• **Stored records**
.....
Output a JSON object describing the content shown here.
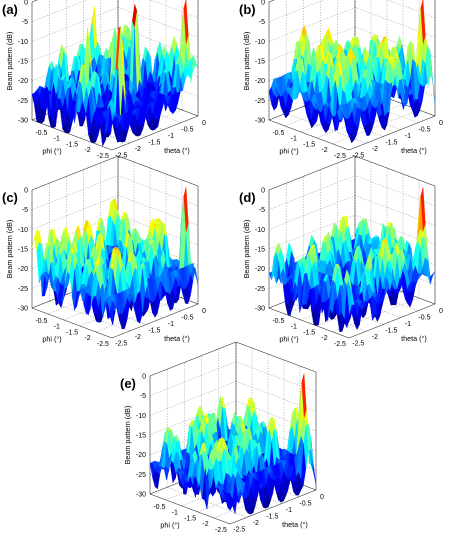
{
  "chart_data": [
    {
      "type": "surface",
      "panel_label": "(a)",
      "zlabel": "Beam pattern (dB)",
      "xlabel": "phi (°)",
      "ylabel": "theta (°)",
      "zticks": [
        "0",
        "-5",
        "-10",
        "-15",
        "-20",
        "-25",
        "-30"
      ],
      "zlim": [
        -30,
        0
      ],
      "xticks": [
        "-0.5",
        "-1",
        "-1.5",
        "-2",
        "-2.5"
      ],
      "yticks": [
        "0",
        "-0.5",
        "-1",
        "-1.5",
        "-2",
        "-2.5"
      ],
      "peaks": [
        {
          "phi": -0.3,
          "theta": -2.4,
          "value": 0
        },
        {
          "phi": -1.0,
          "theta": -1.6,
          "value": 0
        },
        {
          "phi": -2.3,
          "theta": -1.6,
          "value": -5
        },
        {
          "phi": -0.4,
          "theta": -0.6,
          "value": 0
        },
        {
          "phi": -1.4,
          "theta": -0.6,
          "value": -5
        },
        {
          "phi": -1.2,
          "theta": -1.2,
          "value": -5
        }
      ],
      "floor_level": -14,
      "colormap": [
        "#00007f",
        "#0000ff",
        "#00ffff",
        "#ffff00",
        "#ff0000",
        "#7f0000"
      ]
    },
    {
      "type": "surface",
      "panel_label": "(b)",
      "zlabel": "Beam pattern (dB)",
      "xlabel": "phi (°)",
      "ylabel": "theta (°)",
      "zticks": [
        "0",
        "-5",
        "-10",
        "-15",
        "-20",
        "-25",
        "-30"
      ],
      "zlim": [
        -30,
        0
      ],
      "xticks": [
        "-0.5",
        "-1",
        "-1.5",
        "-2",
        "-2.5"
      ],
      "yticks": [
        "0",
        "-0.5",
        "-1",
        "-1.5",
        "-2",
        "-2.5"
      ],
      "peaks": [
        {
          "phi": -0.3,
          "theta": -2.4,
          "value": 0
        }
      ],
      "floor_level": -11,
      "colormap": [
        "#00007f",
        "#0000ff",
        "#00ffff",
        "#ffff00",
        "#ff0000",
        "#7f0000"
      ]
    },
    {
      "type": "surface",
      "panel_label": "(c)",
      "zlabel": "Beam pattern (dB)",
      "xlabel": "phi (°)",
      "ylabel": "theta (°)",
      "zticks": [
        "0",
        "-5",
        "-10",
        "-15",
        "-20",
        "-25",
        "-30"
      ],
      "zlim": [
        -30,
        0
      ],
      "xticks": [
        "-0.5",
        "-1",
        "-1.5",
        "-2",
        "-2.5"
      ],
      "yticks": [
        "0",
        "-0.5",
        "-1",
        "-1.5",
        "-2",
        "-2.5"
      ],
      "peaks": [
        {
          "phi": -0.3,
          "theta": -2.4,
          "value": 0
        }
      ],
      "floor_level": -12,
      "colormap": [
        "#00007f",
        "#0000ff",
        "#00ffff",
        "#ffff00",
        "#ff0000",
        "#7f0000"
      ]
    },
    {
      "type": "surface",
      "panel_label": "(d)",
      "zlabel": "Beam pattern (dB)",
      "xlabel": "phi (°)",
      "ylabel": "theta (°)",
      "zticks": [
        "0",
        "-5",
        "-10",
        "-15",
        "-20",
        "-25",
        "-30"
      ],
      "zlim": [
        -30,
        0
      ],
      "xticks": [
        "-0.5",
        "-1",
        "-1.5",
        "-2",
        "-2.5"
      ],
      "yticks": [
        "0",
        "-0.5",
        "-1",
        "-1.5",
        "-2",
        "-2.5"
      ],
      "peaks": [
        {
          "phi": -0.3,
          "theta": -2.4,
          "value": 0
        }
      ],
      "floor_level": -13,
      "colormap": [
        "#00007f",
        "#0000ff",
        "#00ffff",
        "#ffff00",
        "#ff0000",
        "#7f0000"
      ]
    },
    {
      "type": "surface",
      "panel_label": "(e)",
      "zlabel": "Beam pattern (dB)",
      "xlabel": "phi (°)",
      "ylabel": "theta (°)",
      "zticks": [
        "0",
        "-5",
        "-10",
        "-15",
        "-20",
        "-25",
        "-30"
      ],
      "zlim": [
        -30,
        0
      ],
      "xticks": [
        "-0.5",
        "-1",
        "-1.5",
        "-2",
        "-2.5"
      ],
      "yticks": [
        "0",
        "-0.5",
        "-1",
        "-1.5",
        "-2",
        "-2.5"
      ],
      "peaks": [
        {
          "phi": -0.3,
          "theta": -2.4,
          "value": 0
        }
      ],
      "floor_level": -13,
      "colormap": [
        "#00007f",
        "#0000ff",
        "#00ffff",
        "#ffff00",
        "#ff0000",
        "#7f0000"
      ]
    }
  ]
}
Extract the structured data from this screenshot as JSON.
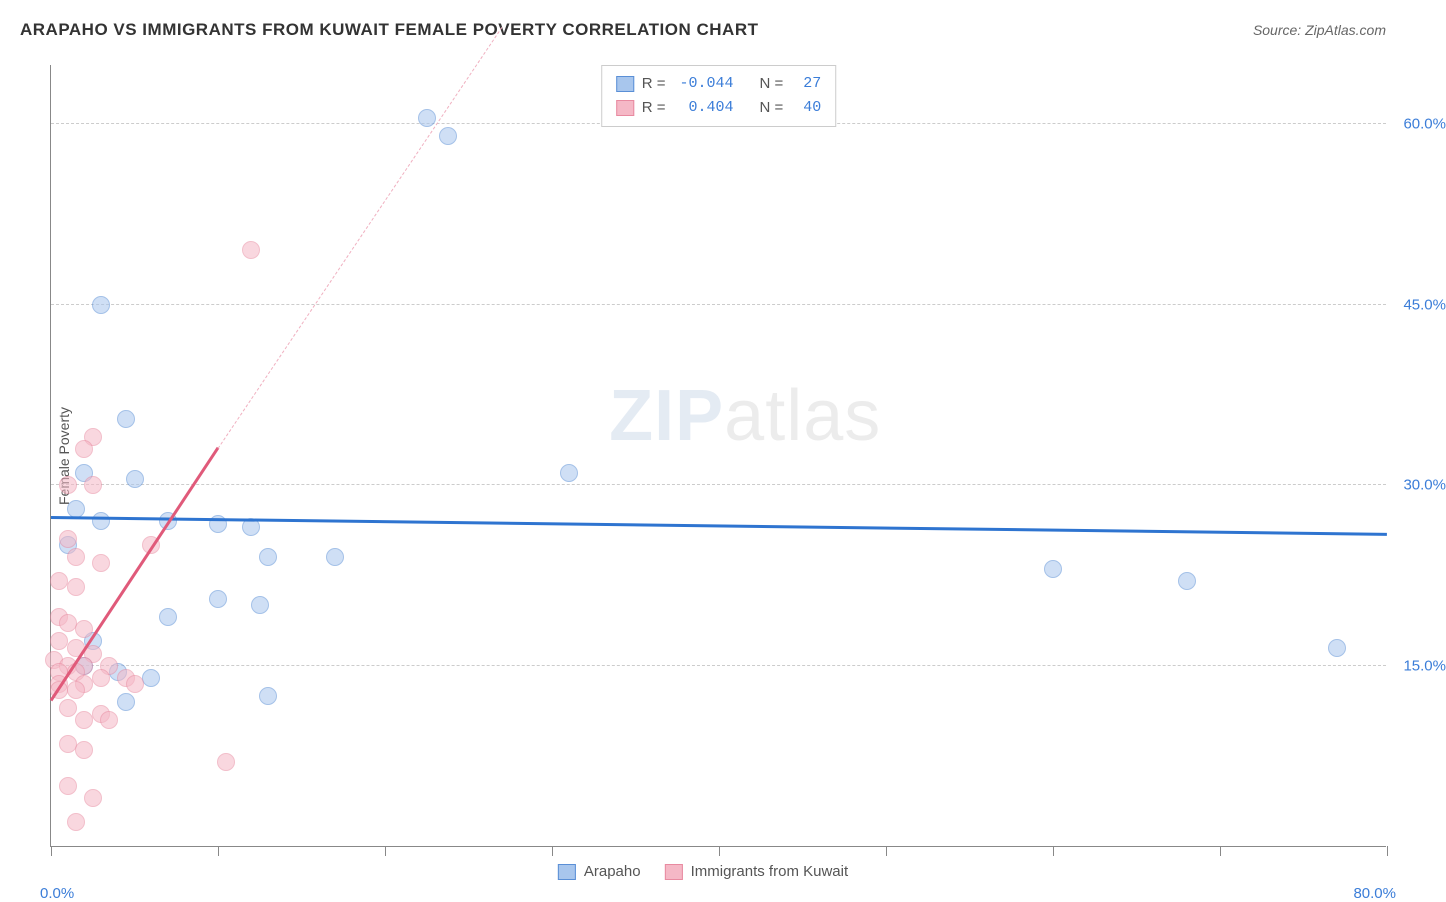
{
  "title": "ARAPAHO VS IMMIGRANTS FROM KUWAIT FEMALE POVERTY CORRELATION CHART",
  "source": "Source: ZipAtlas.com",
  "watermark_bold": "ZIP",
  "watermark_thin": "atlas",
  "ylabel": "Female Poverty",
  "chart": {
    "type": "scatter",
    "x_domain": [
      0,
      80
    ],
    "y_domain": [
      0,
      65
    ],
    "y_gridlines": [
      15,
      30,
      45,
      60
    ],
    "y_tick_labels": [
      "15.0%",
      "30.0%",
      "45.0%",
      "60.0%"
    ],
    "x_tick_positions": [
      0,
      10,
      20,
      30,
      40,
      50,
      60,
      70,
      80
    ],
    "x_start_label": "0.0%",
    "x_end_label": "80.0%",
    "grid_color": "#cccccc",
    "axis_color": "#888888",
    "background_color": "#ffffff",
    "point_radius": 9,
    "point_opacity": 0.55,
    "series": [
      {
        "name": "Arapaho",
        "color_fill": "#a8c6ed",
        "color_stroke": "#5a8fd6",
        "R": "-0.044",
        "N": "27",
        "regression": {
          "x1": 0,
          "y1": 27.2,
          "x2": 80,
          "y2": 25.8,
          "color": "#2e74d0",
          "width": 3,
          "dashed": false
        },
        "points": [
          [
            22.5,
            60.5
          ],
          [
            23.8,
            59.0
          ],
          [
            3.0,
            45.0
          ],
          [
            4.5,
            35.5
          ],
          [
            2.0,
            31.0
          ],
          [
            5.0,
            30.5
          ],
          [
            31.0,
            31.0
          ],
          [
            1.5,
            28.0
          ],
          [
            3.0,
            27.0
          ],
          [
            7.0,
            27.0
          ],
          [
            10.0,
            26.8
          ],
          [
            12.0,
            26.5
          ],
          [
            1.0,
            25.0
          ],
          [
            13.0,
            24.0
          ],
          [
            17.0,
            24.0
          ],
          [
            60.0,
            23.0
          ],
          [
            68.0,
            22.0
          ],
          [
            10.0,
            20.5
          ],
          [
            12.5,
            20.0
          ],
          [
            7.0,
            19.0
          ],
          [
            77.0,
            16.5
          ],
          [
            2.0,
            15.0
          ],
          [
            4.0,
            14.5
          ],
          [
            6.0,
            14.0
          ],
          [
            13.0,
            12.5
          ],
          [
            4.5,
            12.0
          ],
          [
            2.5,
            17.0
          ]
        ]
      },
      {
        "name": "Immigrants from Kuwait",
        "color_fill": "#f5b8c6",
        "color_stroke": "#e88aa0",
        "R": "0.404",
        "N": "40",
        "regression": {
          "x1": 0,
          "y1": 12.0,
          "x2": 10,
          "y2": 33.0,
          "color": "#e05a7a",
          "width": 3,
          "dashed": false
        },
        "regression_ext": {
          "x1": 10,
          "y1": 33.0,
          "x2": 27,
          "y2": 68.0,
          "color": "#f0b0c0",
          "width": 1,
          "dashed": true
        },
        "points": [
          [
            12.0,
            49.5
          ],
          [
            2.5,
            34.0
          ],
          [
            2.0,
            33.0
          ],
          [
            1.0,
            30.0
          ],
          [
            2.5,
            30.0
          ],
          [
            1.0,
            25.5
          ],
          [
            6.0,
            25.0
          ],
          [
            1.5,
            24.0
          ],
          [
            3.0,
            23.5
          ],
          [
            0.5,
            22.0
          ],
          [
            1.5,
            21.5
          ],
          [
            0.5,
            19.0
          ],
          [
            1.0,
            18.5
          ],
          [
            2.0,
            18.0
          ],
          [
            0.5,
            17.0
          ],
          [
            1.5,
            16.5
          ],
          [
            2.5,
            16.0
          ],
          [
            0.2,
            15.5
          ],
          [
            1.0,
            15.0
          ],
          [
            2.0,
            15.0
          ],
          [
            3.5,
            15.0
          ],
          [
            0.5,
            14.5
          ],
          [
            1.5,
            14.5
          ],
          [
            3.0,
            14.0
          ],
          [
            4.5,
            14.0
          ],
          [
            0.5,
            13.5
          ],
          [
            2.0,
            13.5
          ],
          [
            5.0,
            13.5
          ],
          [
            0.5,
            13.0
          ],
          [
            1.5,
            13.0
          ],
          [
            1.0,
            11.5
          ],
          [
            3.0,
            11.0
          ],
          [
            2.0,
            10.5
          ],
          [
            3.5,
            10.5
          ],
          [
            1.0,
            8.5
          ],
          [
            2.0,
            8.0
          ],
          [
            10.5,
            7.0
          ],
          [
            1.0,
            5.0
          ],
          [
            2.5,
            4.0
          ],
          [
            1.5,
            2.0
          ]
        ]
      }
    ]
  },
  "legend_top": {
    "r_label": "R =",
    "n_label": "N ="
  },
  "legend_bottom": [
    {
      "label": "Arapaho",
      "fill": "#a8c6ed",
      "stroke": "#5a8fd6"
    },
    {
      "label": "Immigrants from Kuwait",
      "fill": "#f5b8c6",
      "stroke": "#e88aa0"
    }
  ]
}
.....
• **Problem requirements**
Locate the word "JSON" in the data above. Copy every line carrying it.

• **Problem solution**
Output a JSON object describing the content shown here.
Extract the structured data from this screenshot as JSON.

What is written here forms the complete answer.